* TASK INSTRUCTIONS: Restate the full set of records exactly, without adding or dropping a word.

[Items from a figure collection]
☆ ☆ ☆ ☆ ☆

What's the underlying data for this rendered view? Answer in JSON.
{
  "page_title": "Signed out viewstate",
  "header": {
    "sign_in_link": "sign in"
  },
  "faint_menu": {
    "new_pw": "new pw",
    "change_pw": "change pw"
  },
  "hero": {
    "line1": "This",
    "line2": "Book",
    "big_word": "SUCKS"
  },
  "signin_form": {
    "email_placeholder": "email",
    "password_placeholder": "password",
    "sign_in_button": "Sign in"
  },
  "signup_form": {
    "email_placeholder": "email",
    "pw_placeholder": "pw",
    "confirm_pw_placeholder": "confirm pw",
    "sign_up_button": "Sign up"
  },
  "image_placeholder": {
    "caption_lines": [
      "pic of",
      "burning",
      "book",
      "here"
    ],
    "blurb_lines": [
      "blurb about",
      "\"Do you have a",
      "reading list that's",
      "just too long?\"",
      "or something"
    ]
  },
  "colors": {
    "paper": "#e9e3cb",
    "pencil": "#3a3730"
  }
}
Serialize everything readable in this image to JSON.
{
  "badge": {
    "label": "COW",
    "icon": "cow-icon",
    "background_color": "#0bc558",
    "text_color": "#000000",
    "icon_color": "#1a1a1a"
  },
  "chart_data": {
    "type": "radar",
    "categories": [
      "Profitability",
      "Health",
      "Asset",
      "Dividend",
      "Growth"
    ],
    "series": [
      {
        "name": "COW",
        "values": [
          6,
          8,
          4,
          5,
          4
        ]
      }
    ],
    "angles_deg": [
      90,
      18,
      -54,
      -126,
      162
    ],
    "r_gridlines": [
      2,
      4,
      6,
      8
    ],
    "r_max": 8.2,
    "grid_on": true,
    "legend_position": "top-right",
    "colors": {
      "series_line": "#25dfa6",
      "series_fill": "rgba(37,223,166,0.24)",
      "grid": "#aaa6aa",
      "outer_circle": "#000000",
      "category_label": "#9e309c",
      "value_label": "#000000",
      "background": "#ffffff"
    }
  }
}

☆ ☆ ☆ ☆ ☆

* SOLVED PROBLEM:
What's the underlying data for this rendered view? Answer in JSON.
{
  "page_title": "Signed out viewstate",
  "header": {
    "sign_in_link": "sign in"
  },
  "faint_menu": {
    "new_pw": "new pw",
    "change_pw": "change pw"
  },
  "hero": {
    "line1": "This",
    "line2": "Book",
    "big_word": "SUCKS"
  },
  "signin_form": {
    "email_placeholder": "email",
    "password_placeholder": "password",
    "sign_in_button": "Sign in"
  },
  "signup_form": {
    "email_placeholder": "email",
    "pw_placeholder": "pw",
    "confirm_pw_placeholder": "confirm pw",
    "sign_up_button": "Sign up"
  },
  "image_placeholder": {
    "caption_lines": [
      "pic of",
      "burning",
      "book",
      "here"
    ],
    "blurb_lines": [
      "blurb about",
      "\"Do you have a",
      "reading list that's",
      "just too long?\"",
      "or something"
    ]
  },
  "colors": {
    "paper": "#e9e3cb",
    "pencil": "#3a3730"
  }
}
Serialize everything readable in this image to JSON.
{
  "badge": {
    "label": "COW",
    "icon": "cow-icon",
    "background_color": "#0bc558",
    "text_color": "#000000",
    "icon_color": "#1a1a1a"
  },
  "chart_data": {
    "type": "radar",
    "categories": [
      "Profitability",
      "Health",
      "Asset",
      "Dividend",
      "Growth"
    ],
    "series": [
      {
        "name": "COW",
        "values": [
          6,
          8,
          4,
          5,
          4
        ]
      }
    ],
    "angles_deg": [
      90,
      18,
      -54,
      -126,
      162
    ],
    "r_gridlines": [
      2,
      4,
      6,
      8
    ],
    "r_max": 8.2,
    "grid_on": true,
    "legend_position": "top-right",
    "colors": {
      "series_line": "#25dfa6",
      "series_fill": "rgba(37,223,166,0.24)",
      "grid": "#aaa6aa",
      "outer_circle": "#000000",
      "category_label": "#9e309c",
      "value_label": "#000000",
      "background": "#ffffff"
    }
  }
}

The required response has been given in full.